__WHAT TO WORK ON__:
Pictures do not belong in the copy. Return all of the entries exactly.

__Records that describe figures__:
--------------------
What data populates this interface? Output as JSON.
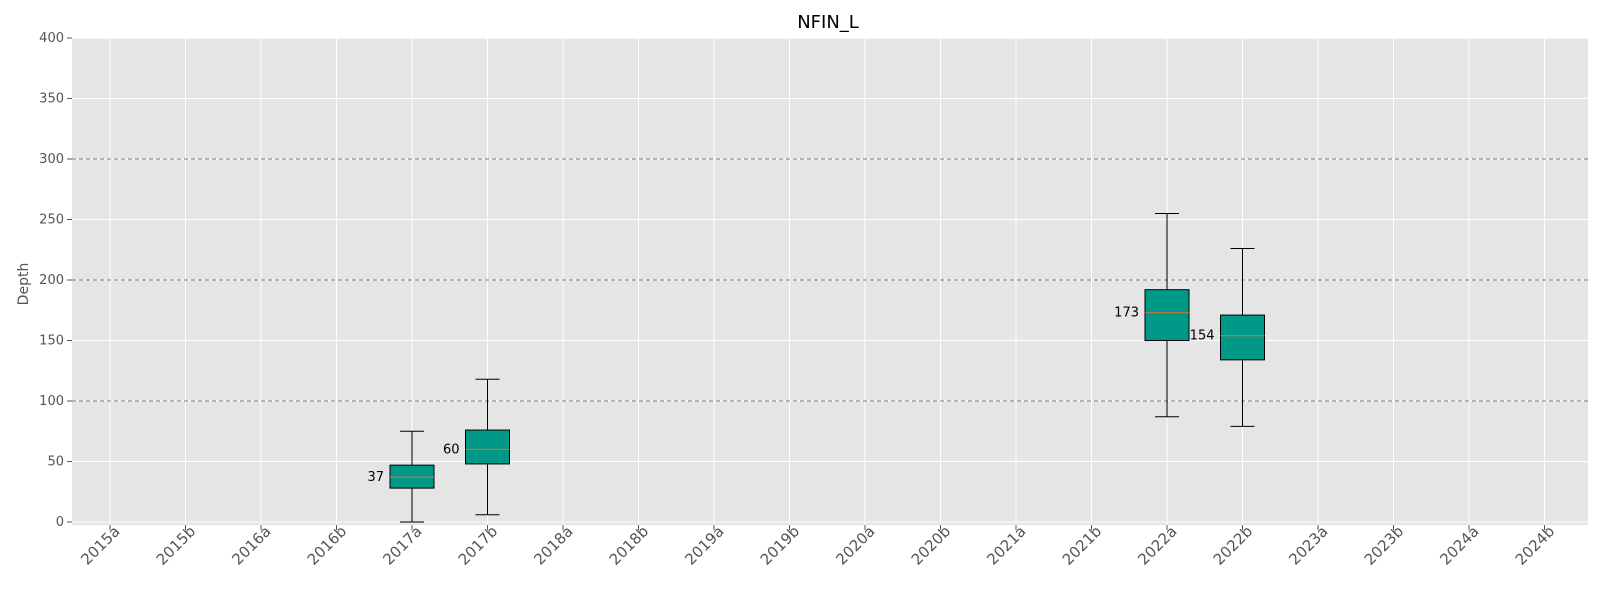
{
  "chart_data": {
    "type": "box",
    "title": "NFIN_L",
    "xlabel": "",
    "ylabel": "Depth",
    "ylim": [
      0,
      400
    ],
    "yticks": [
      0,
      50,
      100,
      150,
      200,
      250,
      300,
      350,
      400
    ],
    "reference_lines": [
      100,
      200,
      300
    ],
    "grid": true,
    "categories": [
      "2015a",
      "2015b",
      "2016a",
      "2016b",
      "2017a",
      "2017b",
      "2018a",
      "2018b",
      "2019a",
      "2019b",
      "2020a",
      "2020b",
      "2021a",
      "2021b",
      "2022a",
      "2022b",
      "2023a",
      "2023b",
      "2024a",
      "2024b"
    ],
    "boxes": [
      {
        "category": "2017a",
        "whisker_low": 0,
        "q1": 28,
        "median": 37,
        "q3": 47,
        "whisker_high": 75,
        "label": "37"
      },
      {
        "category": "2017b",
        "whisker_low": 6,
        "q1": 48,
        "median": 60,
        "q3": 76,
        "whisker_high": 118,
        "label": "60"
      },
      {
        "category": "2022a",
        "whisker_low": 87,
        "q1": 150,
        "median": 173,
        "q3": 192,
        "whisker_high": 255,
        "label": "173"
      },
      {
        "category": "2022b",
        "whisker_low": 79,
        "q1": 134,
        "median": 154,
        "q3": 171,
        "whisker_high": 226,
        "label": "154"
      }
    ],
    "colors": {
      "box_fill": "#009988",
      "median_line": "#c87137",
      "plot_background": "#e5e5e5",
      "grid": "#ffffff",
      "reference_line": "#808080"
    }
  }
}
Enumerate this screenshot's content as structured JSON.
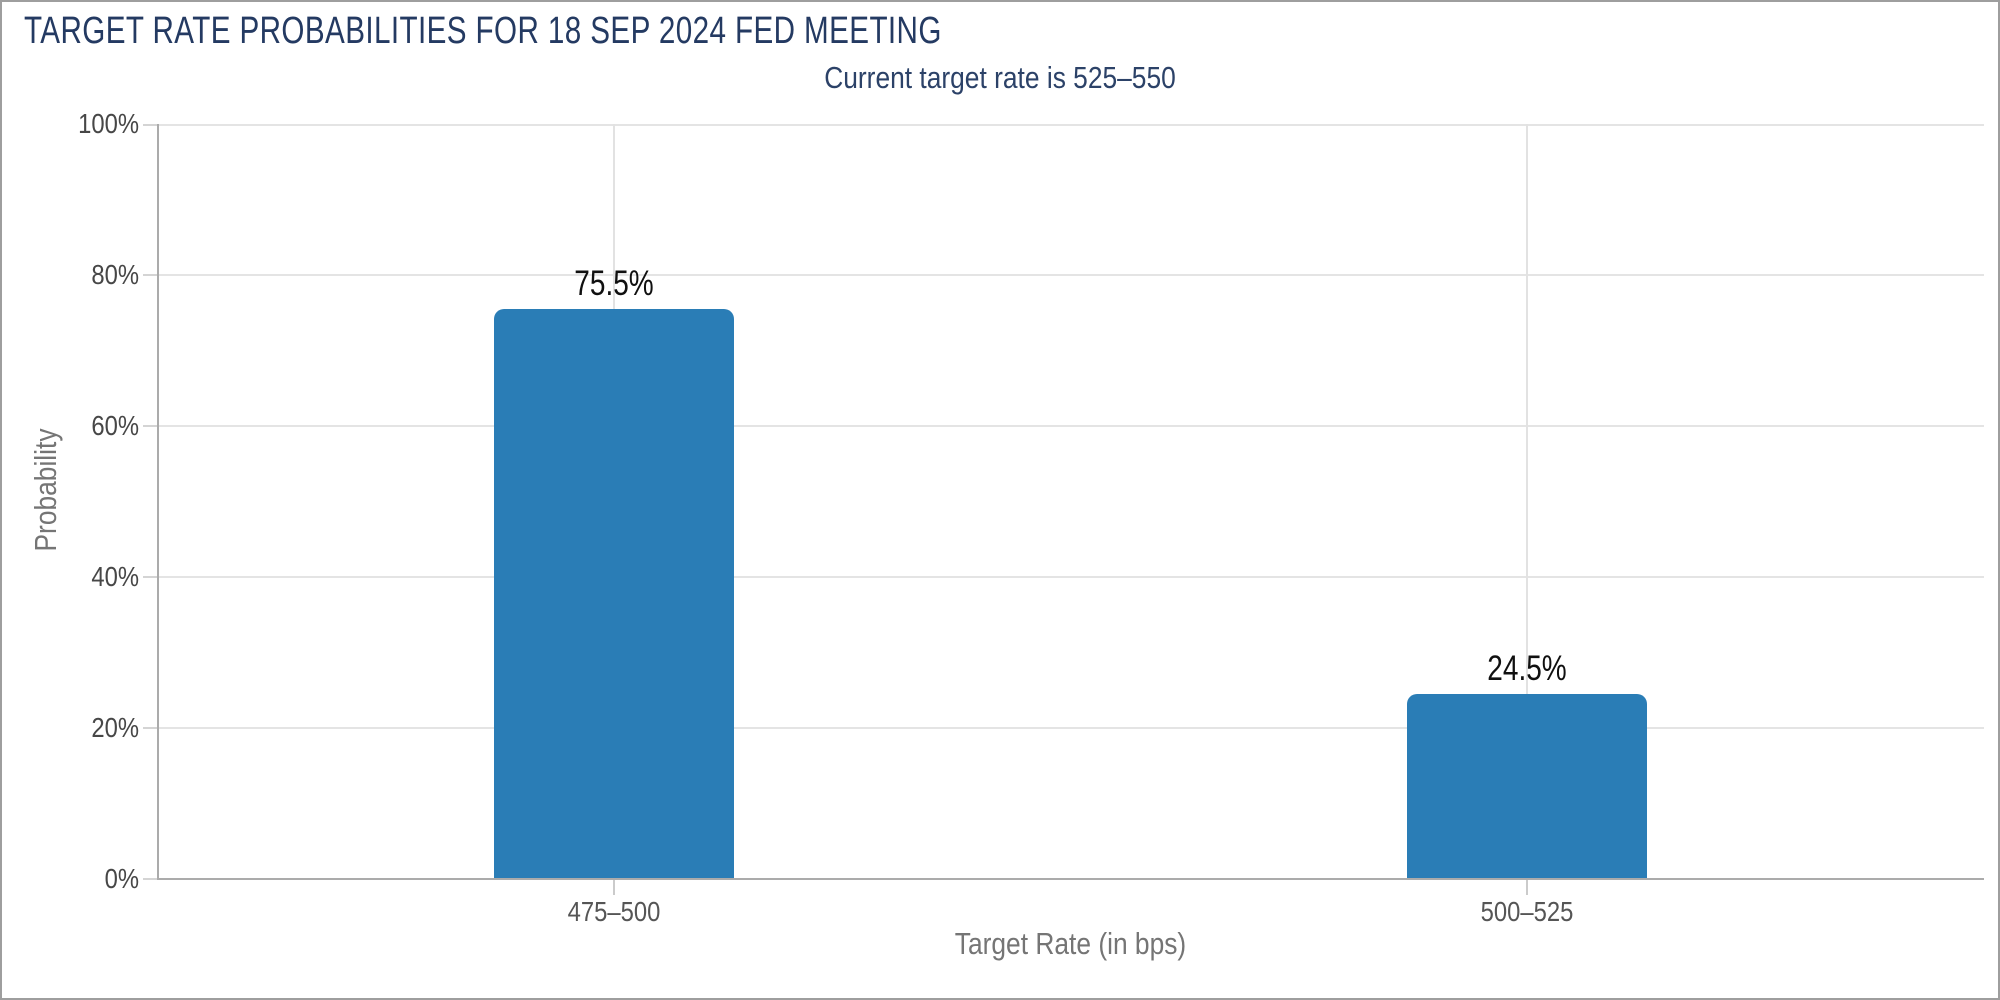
{
  "chart_data": {
    "type": "bar",
    "title": "TARGET RATE PROBABILITIES FOR 18 SEP 2024 FED MEETING",
    "subtitle": "Current target rate is 525–550",
    "current_target_rate": "525–550",
    "categories": [
      "475–500",
      "500–525"
    ],
    "values": [
      75.5,
      24.5
    ],
    "value_labels": [
      "75.5%",
      "24.5%"
    ],
    "xlabel": "Target Rate (in bps)",
    "ylabel": "Probability",
    "ylim": [
      0,
      100
    ],
    "ytick_values": [
      0,
      20,
      40,
      60,
      80,
      100
    ],
    "yticks": [
      "0%",
      "20%",
      "40%",
      "60%",
      "80%",
      "100%"
    ],
    "grid": true,
    "legend": "none",
    "colors": {
      "bar": "#2a7db6",
      "title_text": "#243a62",
      "subtitle_text": "#2c4268",
      "axis_line": "#ababab",
      "gridline": "#e4e4e4",
      "tick_label": "#474747",
      "axis_title": "#757575",
      "value_label": "#101010",
      "frame_border": "#9e9e9e"
    }
  }
}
--------------------
__TASK ANSWER__:
What data populates this interface? Output as JSON.
{
  "chart_data": {
    "type": "box",
    "title": "NFIN_L",
    "xlabel": "",
    "ylabel": "Depth",
    "ylim": [
      0,
      400
    ],
    "yticks": [
      0,
      50,
      100,
      150,
      200,
      250,
      300,
      350,
      400
    ],
    "reference_lines": [
      100,
      200,
      300
    ],
    "grid": true,
    "categories": [
      "2015a",
      "2015b",
      "2016a",
      "2016b",
      "2017a",
      "2017b",
      "2018a",
      "2018b",
      "2019a",
      "2019b",
      "2020a",
      "2020b",
      "2021a",
      "2021b",
      "2022a",
      "2022b",
      "2023a",
      "2023b",
      "2024a",
      "2024b"
    ],
    "boxes": [
      {
        "category": "2017a",
        "whisker_low": 0,
        "q1": 28,
        "median": 37,
        "q3": 47,
        "whisker_high": 75,
        "label": "37"
      },
      {
        "category": "2017b",
        "whisker_low": 6,
        "q1": 48,
        "median": 60,
        "q3": 76,
        "whisker_high": 118,
        "label": "60"
      },
      {
        "category": "2022a",
        "whisker_low": 87,
        "q1": 150,
        "median": 173,
        "q3": 192,
        "whisker_high": 255,
        "label": "173"
      },
      {
        "category": "2022b",
        "whisker_low": 79,
        "q1": 134,
        "median": 154,
        "q3": 171,
        "whisker_high": 226,
        "label": "154"
      }
    ],
    "colors": {
      "box_fill": "#009988",
      "median_line": "#c87137",
      "plot_background": "#e5e5e5",
      "grid": "#ffffff",
      "reference_line": "#808080"
    }
  }
}
Enumerate this screenshot's content as structured JSON.
{
  "chart_data": {
    "type": "bar",
    "title": "TARGET RATE PROBABILITIES FOR 18 SEP 2024 FED MEETING",
    "subtitle": "Current target rate is 525–550",
    "current_target_rate": "525–550",
    "categories": [
      "475–500",
      "500–525"
    ],
    "values": [
      75.5,
      24.5
    ],
    "value_labels": [
      "75.5%",
      "24.5%"
    ],
    "xlabel": "Target Rate (in bps)",
    "ylabel": "Probability",
    "ylim": [
      0,
      100
    ],
    "ytick_values": [
      0,
      20,
      40,
      60,
      80,
      100
    ],
    "yticks": [
      "0%",
      "20%",
      "40%",
      "60%",
      "80%",
      "100%"
    ],
    "grid": true,
    "legend": "none",
    "colors": {
      "bar": "#2a7db6",
      "title_text": "#243a62",
      "subtitle_text": "#2c4268",
      "axis_line": "#ababab",
      "gridline": "#e4e4e4",
      "tick_label": "#474747",
      "axis_title": "#757575",
      "value_label": "#101010",
      "frame_border": "#9e9e9e"
    }
  }
}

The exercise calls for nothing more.